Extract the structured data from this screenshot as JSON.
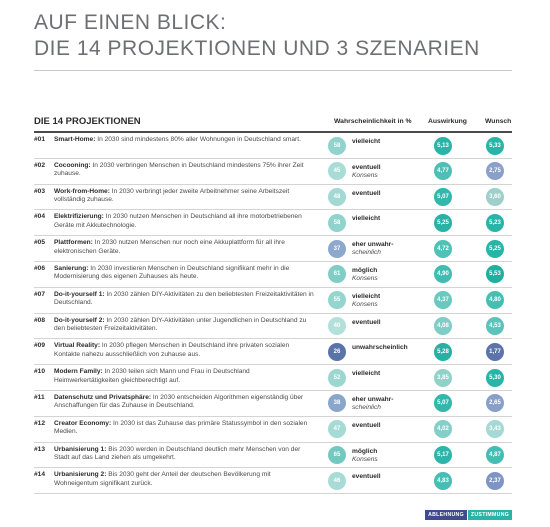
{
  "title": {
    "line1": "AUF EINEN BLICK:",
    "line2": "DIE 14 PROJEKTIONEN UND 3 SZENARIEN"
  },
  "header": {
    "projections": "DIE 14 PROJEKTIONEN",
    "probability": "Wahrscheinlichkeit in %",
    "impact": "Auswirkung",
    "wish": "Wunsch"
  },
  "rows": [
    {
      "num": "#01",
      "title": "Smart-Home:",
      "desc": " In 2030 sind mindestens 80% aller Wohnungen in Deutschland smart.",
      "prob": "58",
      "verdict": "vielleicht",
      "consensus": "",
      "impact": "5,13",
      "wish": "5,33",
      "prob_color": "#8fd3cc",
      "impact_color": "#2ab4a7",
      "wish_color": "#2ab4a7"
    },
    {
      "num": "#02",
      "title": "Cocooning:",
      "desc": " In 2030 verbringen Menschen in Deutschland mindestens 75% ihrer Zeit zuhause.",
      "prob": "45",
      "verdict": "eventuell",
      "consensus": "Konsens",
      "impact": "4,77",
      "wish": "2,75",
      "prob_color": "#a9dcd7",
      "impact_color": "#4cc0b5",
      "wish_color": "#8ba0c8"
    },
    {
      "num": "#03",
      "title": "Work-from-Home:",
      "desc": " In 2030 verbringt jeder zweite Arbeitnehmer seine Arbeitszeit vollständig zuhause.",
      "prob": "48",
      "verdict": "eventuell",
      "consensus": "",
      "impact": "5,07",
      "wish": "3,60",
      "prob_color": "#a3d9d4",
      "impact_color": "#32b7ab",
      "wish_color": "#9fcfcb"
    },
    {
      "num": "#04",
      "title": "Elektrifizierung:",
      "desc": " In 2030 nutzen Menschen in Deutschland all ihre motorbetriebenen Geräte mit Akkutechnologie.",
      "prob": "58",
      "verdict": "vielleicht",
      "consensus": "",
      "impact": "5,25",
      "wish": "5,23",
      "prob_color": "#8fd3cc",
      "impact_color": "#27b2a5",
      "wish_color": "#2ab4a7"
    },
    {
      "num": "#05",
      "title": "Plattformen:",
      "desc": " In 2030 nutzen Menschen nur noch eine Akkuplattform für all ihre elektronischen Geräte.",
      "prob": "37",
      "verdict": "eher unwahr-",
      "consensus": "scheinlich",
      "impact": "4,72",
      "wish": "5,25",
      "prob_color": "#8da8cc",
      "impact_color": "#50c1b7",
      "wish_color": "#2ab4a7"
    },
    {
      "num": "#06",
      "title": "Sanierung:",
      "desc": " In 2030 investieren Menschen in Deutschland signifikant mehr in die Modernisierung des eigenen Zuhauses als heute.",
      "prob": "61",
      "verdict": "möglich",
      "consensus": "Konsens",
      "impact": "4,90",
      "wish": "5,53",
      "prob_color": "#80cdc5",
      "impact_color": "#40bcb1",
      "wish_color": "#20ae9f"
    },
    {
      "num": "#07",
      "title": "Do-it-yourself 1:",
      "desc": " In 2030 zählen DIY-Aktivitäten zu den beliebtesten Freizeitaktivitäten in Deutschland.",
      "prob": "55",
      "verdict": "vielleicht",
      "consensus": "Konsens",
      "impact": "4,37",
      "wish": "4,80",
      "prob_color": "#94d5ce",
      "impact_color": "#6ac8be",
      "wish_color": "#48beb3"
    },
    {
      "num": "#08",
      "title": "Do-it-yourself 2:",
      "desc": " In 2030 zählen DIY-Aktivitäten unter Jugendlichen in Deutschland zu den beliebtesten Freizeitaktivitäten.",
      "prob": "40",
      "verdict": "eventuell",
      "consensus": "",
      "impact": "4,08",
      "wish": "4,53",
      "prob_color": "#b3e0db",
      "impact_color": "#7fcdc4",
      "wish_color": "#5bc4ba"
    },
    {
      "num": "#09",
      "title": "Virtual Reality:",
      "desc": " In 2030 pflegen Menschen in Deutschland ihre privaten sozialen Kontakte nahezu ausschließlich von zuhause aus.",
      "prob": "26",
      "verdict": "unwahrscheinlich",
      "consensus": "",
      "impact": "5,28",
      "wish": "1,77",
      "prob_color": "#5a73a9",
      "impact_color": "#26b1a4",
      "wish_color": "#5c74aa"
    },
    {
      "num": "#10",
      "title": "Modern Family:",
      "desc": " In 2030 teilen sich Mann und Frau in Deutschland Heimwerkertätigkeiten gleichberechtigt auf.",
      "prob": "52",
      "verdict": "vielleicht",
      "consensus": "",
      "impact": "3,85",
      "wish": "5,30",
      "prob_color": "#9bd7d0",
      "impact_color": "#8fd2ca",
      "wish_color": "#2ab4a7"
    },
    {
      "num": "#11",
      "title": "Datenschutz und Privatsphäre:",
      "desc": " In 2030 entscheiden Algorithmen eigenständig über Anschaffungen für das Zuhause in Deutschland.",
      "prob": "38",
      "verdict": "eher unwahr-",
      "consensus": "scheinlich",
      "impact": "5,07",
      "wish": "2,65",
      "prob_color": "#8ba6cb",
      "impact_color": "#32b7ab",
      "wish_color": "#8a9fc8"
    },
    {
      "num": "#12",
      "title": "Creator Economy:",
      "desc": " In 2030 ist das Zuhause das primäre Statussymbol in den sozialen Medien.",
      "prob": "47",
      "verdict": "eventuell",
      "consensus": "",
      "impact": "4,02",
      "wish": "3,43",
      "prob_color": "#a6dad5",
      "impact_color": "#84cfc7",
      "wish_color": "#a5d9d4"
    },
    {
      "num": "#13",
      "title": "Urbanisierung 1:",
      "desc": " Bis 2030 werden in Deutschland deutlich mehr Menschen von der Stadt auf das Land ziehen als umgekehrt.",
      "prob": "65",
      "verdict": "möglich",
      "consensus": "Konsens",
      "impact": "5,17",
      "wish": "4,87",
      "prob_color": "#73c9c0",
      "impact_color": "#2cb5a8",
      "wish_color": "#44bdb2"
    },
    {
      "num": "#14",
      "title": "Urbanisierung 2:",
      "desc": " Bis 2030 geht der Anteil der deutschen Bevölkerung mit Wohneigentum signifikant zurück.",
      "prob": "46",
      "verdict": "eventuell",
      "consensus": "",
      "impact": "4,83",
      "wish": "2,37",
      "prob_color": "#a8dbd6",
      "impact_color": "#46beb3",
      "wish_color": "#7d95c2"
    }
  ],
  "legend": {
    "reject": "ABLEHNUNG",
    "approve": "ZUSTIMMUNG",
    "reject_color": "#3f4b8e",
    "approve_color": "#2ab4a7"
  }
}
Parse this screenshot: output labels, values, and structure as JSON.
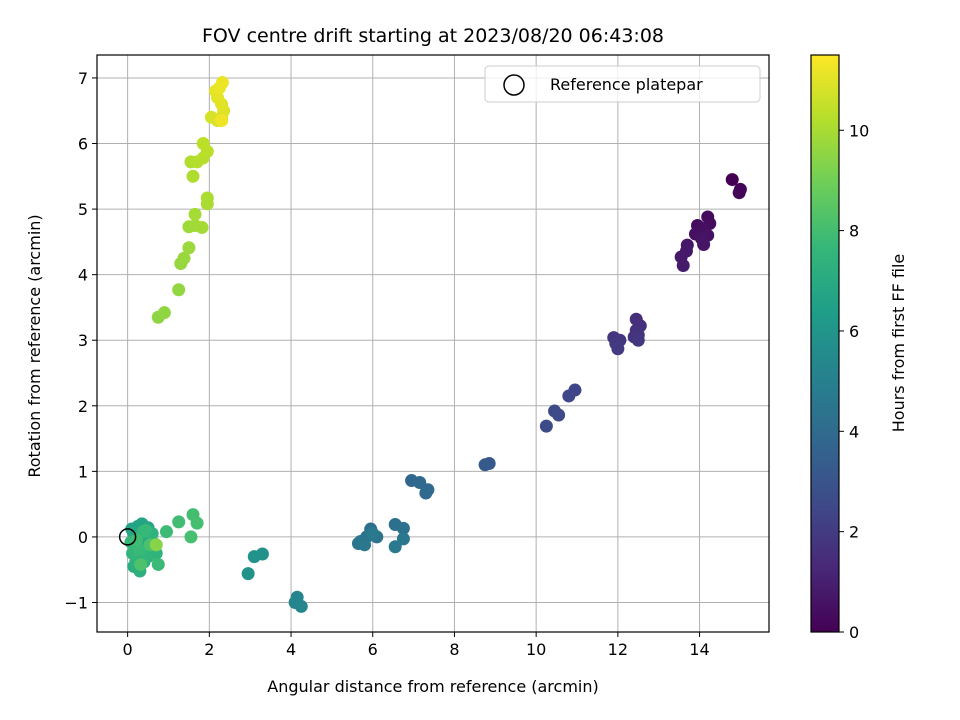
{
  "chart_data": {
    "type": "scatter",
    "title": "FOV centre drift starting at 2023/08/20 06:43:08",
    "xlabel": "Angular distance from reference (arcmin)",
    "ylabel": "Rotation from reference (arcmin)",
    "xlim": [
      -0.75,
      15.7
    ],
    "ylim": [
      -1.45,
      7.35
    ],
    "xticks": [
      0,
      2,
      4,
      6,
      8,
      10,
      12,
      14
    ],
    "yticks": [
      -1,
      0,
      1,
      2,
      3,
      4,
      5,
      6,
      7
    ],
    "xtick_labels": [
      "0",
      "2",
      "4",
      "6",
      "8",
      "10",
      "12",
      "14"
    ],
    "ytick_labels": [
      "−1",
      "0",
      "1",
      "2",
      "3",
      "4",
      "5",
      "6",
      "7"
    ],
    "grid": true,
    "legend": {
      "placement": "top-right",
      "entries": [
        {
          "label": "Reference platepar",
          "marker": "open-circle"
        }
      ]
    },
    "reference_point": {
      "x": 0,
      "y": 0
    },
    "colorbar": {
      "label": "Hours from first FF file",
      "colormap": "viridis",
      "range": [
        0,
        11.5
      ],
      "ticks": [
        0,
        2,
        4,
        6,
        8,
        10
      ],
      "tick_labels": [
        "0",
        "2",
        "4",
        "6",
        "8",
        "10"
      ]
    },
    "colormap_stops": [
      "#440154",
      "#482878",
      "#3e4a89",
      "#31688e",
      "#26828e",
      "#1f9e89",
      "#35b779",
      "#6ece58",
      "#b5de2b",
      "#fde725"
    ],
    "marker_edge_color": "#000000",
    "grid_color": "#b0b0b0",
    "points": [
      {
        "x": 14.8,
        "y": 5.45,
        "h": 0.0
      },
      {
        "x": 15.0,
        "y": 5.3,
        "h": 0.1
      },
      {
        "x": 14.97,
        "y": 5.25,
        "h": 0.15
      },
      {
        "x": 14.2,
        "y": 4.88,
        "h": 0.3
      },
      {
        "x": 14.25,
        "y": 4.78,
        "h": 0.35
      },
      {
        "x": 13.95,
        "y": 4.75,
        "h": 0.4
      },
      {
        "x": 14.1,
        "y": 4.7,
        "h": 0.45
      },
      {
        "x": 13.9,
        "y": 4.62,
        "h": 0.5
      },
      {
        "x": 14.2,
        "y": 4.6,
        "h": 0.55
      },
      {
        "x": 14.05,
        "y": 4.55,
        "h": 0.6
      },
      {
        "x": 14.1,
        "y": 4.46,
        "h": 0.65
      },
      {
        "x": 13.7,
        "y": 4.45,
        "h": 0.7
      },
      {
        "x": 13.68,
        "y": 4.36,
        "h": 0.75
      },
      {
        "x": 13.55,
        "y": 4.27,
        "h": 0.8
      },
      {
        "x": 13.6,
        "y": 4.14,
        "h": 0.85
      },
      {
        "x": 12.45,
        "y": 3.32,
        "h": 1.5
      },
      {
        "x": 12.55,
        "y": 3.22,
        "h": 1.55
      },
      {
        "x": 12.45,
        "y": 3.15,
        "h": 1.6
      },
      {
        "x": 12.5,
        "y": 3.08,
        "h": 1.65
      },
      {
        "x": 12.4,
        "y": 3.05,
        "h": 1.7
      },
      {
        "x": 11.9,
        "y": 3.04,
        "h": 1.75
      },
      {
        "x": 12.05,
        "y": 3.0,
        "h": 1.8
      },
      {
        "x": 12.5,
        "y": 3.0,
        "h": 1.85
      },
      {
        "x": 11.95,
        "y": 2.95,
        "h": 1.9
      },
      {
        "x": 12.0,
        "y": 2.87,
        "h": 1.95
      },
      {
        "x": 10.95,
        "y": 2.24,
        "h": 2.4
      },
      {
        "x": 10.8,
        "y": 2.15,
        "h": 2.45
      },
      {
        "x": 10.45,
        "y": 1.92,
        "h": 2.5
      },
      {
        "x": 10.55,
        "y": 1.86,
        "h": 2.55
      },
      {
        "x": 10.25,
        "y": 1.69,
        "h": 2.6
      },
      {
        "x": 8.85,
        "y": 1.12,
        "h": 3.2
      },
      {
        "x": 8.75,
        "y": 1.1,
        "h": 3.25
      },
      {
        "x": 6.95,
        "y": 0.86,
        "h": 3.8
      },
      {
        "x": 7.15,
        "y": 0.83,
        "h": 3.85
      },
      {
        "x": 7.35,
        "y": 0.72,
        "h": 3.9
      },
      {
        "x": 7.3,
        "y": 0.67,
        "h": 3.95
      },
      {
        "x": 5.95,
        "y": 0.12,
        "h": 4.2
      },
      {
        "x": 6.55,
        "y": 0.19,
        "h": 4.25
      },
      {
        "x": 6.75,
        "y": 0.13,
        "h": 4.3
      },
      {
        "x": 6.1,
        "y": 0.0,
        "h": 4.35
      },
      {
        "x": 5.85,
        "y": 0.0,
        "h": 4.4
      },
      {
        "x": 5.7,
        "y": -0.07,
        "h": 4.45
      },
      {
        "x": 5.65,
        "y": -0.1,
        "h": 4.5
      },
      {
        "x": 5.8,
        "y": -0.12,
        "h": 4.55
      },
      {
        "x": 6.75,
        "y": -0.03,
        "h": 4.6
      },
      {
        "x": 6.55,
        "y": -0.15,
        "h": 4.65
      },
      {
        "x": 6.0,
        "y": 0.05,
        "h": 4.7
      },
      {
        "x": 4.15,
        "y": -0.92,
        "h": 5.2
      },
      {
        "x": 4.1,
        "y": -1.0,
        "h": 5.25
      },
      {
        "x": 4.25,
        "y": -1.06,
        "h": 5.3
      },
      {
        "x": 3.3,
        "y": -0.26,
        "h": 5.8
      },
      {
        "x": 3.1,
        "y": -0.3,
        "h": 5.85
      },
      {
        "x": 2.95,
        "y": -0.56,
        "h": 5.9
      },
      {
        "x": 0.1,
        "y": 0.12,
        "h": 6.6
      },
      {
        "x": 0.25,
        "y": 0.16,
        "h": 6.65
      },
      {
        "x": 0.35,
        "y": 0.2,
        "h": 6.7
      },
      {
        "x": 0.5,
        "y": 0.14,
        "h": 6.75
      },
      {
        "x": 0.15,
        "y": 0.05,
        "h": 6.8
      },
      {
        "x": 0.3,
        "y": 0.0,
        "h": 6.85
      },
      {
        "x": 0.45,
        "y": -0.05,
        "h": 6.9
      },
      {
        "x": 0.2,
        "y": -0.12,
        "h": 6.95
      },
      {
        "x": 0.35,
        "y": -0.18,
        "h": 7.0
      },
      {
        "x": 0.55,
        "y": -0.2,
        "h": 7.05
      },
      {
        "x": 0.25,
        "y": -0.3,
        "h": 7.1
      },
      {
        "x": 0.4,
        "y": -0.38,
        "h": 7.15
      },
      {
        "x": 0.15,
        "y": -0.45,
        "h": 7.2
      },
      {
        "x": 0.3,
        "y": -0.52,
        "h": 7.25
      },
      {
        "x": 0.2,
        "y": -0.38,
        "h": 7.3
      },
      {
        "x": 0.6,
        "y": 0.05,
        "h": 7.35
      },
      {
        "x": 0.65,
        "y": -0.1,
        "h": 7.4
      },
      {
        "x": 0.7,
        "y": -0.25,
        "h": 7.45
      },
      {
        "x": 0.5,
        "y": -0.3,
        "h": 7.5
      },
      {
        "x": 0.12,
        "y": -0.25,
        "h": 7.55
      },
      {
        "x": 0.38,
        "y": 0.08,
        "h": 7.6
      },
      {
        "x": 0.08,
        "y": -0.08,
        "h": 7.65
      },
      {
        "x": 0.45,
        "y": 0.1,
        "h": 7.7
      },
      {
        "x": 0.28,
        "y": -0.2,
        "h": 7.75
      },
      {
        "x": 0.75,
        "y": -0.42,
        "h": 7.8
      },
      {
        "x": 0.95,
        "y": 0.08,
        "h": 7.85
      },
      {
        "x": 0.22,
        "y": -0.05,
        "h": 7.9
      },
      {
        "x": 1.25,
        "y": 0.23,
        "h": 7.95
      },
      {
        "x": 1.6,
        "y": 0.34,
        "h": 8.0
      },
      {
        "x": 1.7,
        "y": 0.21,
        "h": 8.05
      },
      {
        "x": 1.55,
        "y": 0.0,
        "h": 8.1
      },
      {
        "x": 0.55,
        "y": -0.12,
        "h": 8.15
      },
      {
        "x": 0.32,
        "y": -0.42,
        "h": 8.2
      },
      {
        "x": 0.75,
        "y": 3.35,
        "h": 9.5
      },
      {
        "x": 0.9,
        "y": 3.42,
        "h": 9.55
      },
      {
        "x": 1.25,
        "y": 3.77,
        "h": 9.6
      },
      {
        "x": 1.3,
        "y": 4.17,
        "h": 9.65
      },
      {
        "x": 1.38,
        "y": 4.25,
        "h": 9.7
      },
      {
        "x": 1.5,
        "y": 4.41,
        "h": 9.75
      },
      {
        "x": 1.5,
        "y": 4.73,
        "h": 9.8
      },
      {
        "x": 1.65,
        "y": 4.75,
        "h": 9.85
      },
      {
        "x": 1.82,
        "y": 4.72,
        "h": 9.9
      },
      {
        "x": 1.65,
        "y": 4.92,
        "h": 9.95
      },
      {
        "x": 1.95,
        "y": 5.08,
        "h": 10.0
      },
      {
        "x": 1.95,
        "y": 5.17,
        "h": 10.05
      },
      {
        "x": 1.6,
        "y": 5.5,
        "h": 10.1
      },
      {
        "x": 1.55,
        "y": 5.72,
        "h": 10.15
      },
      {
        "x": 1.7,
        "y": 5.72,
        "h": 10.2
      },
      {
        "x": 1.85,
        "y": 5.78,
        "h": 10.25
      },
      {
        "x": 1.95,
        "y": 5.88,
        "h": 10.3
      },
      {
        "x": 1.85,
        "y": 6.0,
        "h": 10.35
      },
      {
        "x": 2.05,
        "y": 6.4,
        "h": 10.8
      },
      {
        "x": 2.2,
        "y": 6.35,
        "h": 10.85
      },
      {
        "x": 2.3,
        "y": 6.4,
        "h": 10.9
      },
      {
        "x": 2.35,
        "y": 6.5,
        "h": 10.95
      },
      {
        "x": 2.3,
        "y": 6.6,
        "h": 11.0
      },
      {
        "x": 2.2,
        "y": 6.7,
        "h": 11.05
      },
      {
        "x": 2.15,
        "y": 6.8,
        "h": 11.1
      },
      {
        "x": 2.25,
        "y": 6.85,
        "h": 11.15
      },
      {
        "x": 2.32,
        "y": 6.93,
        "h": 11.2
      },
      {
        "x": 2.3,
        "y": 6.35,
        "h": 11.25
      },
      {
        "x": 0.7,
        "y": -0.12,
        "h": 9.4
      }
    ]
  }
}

:::

What the exercise asks
From the entries, copy out each line containing the word "Aktivitäten".

Exercise response
      "desc": " In 2030 zählen DIY-Aktivitäten zu den beliebtesten Freizeitaktivitäten in Deutschland.",
      "desc": " In 2030 zählen DIY-Aktivitäten unter Jugendlichen in Deutschland zu den beliebtesten Freizeitaktivitäten.",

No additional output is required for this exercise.